(Extracted data entries)
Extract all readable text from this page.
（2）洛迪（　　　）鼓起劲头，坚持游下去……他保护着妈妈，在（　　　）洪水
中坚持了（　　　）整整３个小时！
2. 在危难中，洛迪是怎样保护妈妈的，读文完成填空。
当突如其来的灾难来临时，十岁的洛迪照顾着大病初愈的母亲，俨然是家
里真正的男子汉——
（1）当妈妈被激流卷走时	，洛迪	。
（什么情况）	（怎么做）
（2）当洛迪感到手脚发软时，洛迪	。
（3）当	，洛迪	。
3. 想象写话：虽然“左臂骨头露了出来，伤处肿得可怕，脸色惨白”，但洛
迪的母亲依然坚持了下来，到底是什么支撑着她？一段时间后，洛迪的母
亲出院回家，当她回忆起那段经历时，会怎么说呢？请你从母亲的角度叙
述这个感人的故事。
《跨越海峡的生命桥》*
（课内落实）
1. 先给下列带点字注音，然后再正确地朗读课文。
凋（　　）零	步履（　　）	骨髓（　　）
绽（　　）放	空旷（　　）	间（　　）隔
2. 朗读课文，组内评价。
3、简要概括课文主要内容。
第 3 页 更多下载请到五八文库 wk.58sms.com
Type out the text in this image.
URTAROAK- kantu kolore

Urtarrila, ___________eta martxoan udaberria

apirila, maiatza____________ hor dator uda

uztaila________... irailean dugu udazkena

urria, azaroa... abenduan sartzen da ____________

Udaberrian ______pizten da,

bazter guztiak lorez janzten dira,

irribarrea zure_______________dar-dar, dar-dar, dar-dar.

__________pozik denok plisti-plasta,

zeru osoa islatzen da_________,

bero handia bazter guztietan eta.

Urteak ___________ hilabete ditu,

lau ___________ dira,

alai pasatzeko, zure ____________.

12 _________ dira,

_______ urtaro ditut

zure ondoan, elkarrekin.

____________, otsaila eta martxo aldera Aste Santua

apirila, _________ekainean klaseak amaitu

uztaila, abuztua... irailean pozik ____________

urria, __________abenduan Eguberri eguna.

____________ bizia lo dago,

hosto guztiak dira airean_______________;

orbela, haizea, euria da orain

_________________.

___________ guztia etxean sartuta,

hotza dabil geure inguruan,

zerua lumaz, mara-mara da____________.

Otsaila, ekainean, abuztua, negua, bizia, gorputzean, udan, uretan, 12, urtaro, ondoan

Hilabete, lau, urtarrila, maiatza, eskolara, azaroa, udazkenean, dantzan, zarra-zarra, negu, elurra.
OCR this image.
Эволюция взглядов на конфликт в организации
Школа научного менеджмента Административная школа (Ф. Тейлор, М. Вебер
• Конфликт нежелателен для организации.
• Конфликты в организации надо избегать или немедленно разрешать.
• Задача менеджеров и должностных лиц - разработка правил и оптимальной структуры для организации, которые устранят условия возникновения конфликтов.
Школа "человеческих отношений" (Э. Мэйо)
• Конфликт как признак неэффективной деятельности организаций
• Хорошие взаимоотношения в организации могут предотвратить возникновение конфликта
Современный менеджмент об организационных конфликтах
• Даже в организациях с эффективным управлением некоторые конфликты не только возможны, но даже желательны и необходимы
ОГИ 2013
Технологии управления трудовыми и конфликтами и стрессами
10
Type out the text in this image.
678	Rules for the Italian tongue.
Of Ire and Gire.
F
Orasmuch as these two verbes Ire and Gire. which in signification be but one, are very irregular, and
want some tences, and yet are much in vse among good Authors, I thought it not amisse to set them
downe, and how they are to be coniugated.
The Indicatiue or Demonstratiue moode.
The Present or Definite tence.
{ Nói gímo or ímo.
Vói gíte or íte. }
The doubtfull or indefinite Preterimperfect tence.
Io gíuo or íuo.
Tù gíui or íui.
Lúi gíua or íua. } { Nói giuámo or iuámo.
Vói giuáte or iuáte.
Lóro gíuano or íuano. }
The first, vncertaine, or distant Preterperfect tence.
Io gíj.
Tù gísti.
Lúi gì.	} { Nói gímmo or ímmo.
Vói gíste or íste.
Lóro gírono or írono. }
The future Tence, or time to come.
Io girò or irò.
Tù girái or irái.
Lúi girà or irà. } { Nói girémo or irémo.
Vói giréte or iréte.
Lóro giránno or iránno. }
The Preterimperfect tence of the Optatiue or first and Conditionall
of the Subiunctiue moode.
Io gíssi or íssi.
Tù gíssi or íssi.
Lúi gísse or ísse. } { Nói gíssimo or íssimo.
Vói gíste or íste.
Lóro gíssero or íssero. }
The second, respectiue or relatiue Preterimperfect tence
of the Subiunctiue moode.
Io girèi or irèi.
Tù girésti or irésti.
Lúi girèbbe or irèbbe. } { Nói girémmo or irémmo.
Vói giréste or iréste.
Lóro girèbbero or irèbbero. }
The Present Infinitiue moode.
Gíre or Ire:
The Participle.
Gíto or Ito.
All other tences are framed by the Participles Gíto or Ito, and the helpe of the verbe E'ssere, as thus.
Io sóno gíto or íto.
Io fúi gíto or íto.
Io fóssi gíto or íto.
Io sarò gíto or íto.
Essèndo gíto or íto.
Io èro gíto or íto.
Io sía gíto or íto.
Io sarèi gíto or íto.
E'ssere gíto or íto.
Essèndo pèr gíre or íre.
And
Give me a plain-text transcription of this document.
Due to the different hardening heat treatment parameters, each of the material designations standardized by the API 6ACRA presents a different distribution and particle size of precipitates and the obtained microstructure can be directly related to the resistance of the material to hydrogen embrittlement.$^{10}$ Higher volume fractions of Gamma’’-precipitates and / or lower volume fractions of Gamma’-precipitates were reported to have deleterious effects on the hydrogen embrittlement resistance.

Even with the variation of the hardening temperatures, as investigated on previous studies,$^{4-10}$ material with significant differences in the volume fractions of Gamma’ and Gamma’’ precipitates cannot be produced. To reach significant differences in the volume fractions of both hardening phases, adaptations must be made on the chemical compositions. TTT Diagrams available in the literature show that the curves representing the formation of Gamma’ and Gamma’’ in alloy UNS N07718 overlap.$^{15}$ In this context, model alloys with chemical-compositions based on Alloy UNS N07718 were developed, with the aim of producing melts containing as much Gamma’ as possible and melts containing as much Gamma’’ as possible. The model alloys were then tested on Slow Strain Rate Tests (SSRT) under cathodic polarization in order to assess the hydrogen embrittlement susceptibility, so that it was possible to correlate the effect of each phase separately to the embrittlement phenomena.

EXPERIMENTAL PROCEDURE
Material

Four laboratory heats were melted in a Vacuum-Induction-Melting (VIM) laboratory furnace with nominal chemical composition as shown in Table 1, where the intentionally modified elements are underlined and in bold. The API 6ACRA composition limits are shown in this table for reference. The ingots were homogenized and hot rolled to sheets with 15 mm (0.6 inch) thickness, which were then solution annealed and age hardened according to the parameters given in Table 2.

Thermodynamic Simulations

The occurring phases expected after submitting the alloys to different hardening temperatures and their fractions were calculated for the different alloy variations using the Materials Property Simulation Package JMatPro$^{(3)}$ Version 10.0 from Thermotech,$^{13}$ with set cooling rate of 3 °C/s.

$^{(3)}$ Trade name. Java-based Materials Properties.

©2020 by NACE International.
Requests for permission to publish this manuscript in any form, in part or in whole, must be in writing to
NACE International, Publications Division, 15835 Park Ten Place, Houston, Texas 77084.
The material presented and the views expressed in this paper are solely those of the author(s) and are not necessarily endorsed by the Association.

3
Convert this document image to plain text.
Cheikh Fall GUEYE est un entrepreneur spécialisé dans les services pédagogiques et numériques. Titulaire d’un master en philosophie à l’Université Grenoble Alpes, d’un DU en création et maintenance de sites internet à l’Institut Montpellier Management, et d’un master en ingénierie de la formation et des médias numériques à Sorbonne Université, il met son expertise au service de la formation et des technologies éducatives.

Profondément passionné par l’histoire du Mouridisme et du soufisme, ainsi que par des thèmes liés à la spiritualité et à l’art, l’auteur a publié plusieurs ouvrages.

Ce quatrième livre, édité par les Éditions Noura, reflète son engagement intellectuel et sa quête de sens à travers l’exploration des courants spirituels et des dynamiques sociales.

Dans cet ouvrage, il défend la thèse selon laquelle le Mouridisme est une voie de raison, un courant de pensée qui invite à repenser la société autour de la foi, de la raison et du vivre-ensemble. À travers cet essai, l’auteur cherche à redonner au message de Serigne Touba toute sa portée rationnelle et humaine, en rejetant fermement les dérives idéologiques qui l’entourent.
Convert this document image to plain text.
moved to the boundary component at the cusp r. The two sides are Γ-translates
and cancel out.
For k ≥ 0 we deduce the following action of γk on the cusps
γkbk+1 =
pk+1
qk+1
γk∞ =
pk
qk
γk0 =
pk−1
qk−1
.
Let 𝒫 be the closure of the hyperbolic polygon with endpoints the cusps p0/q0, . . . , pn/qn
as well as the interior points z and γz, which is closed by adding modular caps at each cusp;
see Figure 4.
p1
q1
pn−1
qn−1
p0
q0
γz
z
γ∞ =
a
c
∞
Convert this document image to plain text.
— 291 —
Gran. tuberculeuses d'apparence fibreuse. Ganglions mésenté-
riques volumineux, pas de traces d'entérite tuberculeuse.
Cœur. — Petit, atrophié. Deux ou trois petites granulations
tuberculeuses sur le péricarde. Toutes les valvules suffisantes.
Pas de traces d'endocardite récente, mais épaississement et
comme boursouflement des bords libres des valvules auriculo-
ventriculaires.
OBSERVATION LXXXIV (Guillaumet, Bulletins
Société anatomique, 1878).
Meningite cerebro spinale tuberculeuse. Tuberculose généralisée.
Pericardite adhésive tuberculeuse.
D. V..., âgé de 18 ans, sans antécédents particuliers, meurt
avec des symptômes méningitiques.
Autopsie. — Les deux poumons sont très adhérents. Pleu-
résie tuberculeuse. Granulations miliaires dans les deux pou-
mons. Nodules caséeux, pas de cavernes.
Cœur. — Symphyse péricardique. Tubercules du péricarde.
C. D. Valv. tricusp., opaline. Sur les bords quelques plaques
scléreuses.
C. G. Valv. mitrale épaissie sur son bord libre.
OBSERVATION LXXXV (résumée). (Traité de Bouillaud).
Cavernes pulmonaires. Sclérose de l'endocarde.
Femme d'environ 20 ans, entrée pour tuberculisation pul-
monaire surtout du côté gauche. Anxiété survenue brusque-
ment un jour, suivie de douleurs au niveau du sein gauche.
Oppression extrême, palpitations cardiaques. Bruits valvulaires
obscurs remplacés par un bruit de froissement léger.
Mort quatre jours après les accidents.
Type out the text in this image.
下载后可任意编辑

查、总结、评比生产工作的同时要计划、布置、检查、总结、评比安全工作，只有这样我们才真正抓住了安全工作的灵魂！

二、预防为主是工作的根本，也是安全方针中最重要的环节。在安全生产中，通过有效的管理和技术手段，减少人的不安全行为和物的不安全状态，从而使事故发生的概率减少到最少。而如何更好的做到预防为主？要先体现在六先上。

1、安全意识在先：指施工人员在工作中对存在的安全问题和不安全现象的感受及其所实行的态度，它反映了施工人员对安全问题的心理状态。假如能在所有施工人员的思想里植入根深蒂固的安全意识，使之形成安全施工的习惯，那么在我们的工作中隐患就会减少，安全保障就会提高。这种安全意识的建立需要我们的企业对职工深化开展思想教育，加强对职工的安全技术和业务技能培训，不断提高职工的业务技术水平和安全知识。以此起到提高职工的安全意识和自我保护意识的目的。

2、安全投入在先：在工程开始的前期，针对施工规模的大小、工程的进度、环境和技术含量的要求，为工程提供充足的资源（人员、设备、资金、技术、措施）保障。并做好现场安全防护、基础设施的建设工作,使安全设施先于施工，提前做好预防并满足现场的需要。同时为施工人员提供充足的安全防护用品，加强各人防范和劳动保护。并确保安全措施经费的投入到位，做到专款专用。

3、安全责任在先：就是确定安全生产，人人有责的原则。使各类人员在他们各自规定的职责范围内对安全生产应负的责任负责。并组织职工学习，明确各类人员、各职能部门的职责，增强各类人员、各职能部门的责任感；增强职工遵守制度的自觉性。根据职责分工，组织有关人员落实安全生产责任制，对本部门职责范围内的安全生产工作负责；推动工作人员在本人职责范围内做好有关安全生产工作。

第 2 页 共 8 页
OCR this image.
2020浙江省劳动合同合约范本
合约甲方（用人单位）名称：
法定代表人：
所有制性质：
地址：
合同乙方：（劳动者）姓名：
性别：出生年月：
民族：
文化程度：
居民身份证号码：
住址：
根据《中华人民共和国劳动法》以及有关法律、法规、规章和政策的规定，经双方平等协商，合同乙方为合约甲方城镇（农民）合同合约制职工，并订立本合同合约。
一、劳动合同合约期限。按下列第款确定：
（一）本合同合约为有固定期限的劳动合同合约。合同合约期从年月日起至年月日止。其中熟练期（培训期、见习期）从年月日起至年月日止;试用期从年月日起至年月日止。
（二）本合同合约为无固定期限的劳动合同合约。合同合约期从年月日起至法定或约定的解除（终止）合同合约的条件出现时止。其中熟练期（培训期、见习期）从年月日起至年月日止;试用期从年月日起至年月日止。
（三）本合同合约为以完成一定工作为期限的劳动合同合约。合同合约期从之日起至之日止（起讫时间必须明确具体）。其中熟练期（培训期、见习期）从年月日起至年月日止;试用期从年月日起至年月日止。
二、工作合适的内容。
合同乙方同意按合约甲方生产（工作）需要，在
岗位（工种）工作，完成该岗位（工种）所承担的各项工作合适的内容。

## Task details
Extract every line of the records above that contains the word "apirila".

## Result of the exercise
apirila, maiatza____________ hor dator uda
apirila, _________ekainean klaseak amaitu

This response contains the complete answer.